## EXERCISE INPUT
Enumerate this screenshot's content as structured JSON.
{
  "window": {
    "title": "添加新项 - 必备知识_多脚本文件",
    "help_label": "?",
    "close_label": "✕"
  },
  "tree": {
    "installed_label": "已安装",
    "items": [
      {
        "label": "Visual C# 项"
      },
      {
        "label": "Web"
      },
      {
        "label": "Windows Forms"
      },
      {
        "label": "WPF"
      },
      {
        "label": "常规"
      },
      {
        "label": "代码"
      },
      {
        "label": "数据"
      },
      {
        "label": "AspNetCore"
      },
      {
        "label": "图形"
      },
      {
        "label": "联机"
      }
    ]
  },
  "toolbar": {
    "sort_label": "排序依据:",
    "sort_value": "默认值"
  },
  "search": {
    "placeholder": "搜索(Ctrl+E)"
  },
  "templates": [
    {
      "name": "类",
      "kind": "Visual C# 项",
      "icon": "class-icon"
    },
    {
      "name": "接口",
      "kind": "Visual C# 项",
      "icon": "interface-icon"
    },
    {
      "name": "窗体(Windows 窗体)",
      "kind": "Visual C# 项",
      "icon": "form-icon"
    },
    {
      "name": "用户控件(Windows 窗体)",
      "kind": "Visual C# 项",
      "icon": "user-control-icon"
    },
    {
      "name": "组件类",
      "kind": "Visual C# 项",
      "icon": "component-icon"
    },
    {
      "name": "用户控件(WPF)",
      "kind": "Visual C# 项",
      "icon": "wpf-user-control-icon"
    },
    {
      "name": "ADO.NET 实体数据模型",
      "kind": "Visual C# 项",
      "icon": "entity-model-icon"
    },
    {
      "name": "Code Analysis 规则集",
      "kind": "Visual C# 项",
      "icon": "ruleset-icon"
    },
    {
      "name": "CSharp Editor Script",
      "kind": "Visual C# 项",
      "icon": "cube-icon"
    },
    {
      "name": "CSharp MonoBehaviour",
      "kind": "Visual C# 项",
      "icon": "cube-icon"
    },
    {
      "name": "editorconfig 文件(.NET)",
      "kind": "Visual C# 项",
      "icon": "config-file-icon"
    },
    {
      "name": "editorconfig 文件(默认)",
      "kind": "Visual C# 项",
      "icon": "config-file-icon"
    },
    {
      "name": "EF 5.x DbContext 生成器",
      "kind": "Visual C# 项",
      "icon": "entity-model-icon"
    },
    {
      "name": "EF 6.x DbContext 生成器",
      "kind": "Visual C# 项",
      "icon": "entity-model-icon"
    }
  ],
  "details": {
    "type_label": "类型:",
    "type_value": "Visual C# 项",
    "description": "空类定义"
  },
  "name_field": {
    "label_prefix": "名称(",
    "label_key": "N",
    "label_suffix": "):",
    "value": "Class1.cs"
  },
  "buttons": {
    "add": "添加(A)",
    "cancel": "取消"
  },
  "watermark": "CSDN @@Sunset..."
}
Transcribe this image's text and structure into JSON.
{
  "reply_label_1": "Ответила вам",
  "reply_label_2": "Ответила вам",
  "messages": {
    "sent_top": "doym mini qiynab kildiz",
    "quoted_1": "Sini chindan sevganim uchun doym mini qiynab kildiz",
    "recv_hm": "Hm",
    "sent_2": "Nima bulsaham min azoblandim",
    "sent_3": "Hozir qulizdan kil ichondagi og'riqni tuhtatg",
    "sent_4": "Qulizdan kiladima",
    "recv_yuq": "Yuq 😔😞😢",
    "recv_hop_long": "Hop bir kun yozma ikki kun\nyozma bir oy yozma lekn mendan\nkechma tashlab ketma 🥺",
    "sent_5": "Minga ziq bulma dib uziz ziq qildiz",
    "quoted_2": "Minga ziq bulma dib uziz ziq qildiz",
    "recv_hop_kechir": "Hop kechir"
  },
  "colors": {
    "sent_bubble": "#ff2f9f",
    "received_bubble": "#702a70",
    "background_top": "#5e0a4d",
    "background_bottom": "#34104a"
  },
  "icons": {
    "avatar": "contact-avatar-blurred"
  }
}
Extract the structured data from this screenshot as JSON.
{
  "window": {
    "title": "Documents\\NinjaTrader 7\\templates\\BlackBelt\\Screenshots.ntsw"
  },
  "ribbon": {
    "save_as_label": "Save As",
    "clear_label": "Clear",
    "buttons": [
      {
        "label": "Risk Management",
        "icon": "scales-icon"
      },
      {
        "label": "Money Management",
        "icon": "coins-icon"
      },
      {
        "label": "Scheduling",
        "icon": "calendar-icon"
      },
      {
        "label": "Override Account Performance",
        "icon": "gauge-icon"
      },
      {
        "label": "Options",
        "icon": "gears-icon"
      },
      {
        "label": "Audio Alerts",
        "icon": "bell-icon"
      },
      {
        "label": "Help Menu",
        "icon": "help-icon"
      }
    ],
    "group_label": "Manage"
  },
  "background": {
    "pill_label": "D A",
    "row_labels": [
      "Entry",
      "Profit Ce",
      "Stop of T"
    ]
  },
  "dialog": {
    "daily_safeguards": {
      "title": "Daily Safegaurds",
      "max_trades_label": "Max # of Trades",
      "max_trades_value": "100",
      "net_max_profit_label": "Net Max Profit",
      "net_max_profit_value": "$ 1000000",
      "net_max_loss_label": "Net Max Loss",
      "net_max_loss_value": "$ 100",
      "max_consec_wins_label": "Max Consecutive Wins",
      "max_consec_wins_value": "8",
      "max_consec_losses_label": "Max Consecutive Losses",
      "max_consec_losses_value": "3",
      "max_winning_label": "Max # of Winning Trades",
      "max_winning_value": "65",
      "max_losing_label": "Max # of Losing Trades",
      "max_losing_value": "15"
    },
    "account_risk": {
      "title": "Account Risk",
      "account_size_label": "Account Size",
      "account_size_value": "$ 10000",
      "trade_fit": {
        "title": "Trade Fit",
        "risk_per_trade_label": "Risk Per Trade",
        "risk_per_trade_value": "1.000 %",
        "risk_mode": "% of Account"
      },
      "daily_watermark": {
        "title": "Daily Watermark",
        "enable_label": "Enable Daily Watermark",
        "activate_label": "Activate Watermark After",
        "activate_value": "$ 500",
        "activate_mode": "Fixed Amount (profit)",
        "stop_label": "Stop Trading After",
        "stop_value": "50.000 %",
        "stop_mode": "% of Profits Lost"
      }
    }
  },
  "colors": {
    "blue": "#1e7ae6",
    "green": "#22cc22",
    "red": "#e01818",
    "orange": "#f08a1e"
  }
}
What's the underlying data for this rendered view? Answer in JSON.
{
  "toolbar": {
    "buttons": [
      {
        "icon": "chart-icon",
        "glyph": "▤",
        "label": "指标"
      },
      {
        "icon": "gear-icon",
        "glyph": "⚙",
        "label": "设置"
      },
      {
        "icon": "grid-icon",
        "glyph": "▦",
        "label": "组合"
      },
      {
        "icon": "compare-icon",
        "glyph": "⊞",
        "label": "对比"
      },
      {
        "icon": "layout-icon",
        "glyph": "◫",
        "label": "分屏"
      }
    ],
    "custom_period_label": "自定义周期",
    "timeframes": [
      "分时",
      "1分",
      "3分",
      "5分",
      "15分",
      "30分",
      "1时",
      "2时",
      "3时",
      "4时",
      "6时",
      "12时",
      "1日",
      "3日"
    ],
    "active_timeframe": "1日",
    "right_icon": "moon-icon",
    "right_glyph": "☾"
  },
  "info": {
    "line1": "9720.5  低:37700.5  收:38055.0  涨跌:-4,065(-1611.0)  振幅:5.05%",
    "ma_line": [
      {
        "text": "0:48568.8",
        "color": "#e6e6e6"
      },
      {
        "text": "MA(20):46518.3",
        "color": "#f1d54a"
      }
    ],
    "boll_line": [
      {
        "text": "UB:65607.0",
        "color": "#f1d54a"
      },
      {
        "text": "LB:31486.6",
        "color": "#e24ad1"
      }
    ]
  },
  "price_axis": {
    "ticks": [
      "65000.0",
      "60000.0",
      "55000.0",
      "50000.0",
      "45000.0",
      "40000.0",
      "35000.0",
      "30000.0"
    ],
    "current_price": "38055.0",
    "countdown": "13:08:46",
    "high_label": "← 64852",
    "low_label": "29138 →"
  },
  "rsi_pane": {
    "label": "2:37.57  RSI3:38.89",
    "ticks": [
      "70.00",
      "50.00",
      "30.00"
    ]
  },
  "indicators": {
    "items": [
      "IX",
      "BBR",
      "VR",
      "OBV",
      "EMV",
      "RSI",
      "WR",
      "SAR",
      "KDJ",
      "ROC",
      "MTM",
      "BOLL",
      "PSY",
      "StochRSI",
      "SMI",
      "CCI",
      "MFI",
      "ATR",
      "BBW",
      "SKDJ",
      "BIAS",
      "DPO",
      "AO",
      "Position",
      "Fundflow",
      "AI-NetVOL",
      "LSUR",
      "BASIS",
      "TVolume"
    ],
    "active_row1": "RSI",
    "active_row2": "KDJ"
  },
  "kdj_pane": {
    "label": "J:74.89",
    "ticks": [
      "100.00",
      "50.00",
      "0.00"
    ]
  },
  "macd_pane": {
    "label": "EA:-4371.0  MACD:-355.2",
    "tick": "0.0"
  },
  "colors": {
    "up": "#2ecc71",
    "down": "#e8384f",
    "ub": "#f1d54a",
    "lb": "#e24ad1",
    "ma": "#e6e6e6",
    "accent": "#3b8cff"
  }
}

## EXERCISE INSTRUCTIONS
The answer is the number of lines in the preceding material that hold "CSharp"; write that number and nothing else.

## FINISHED ANSWER
2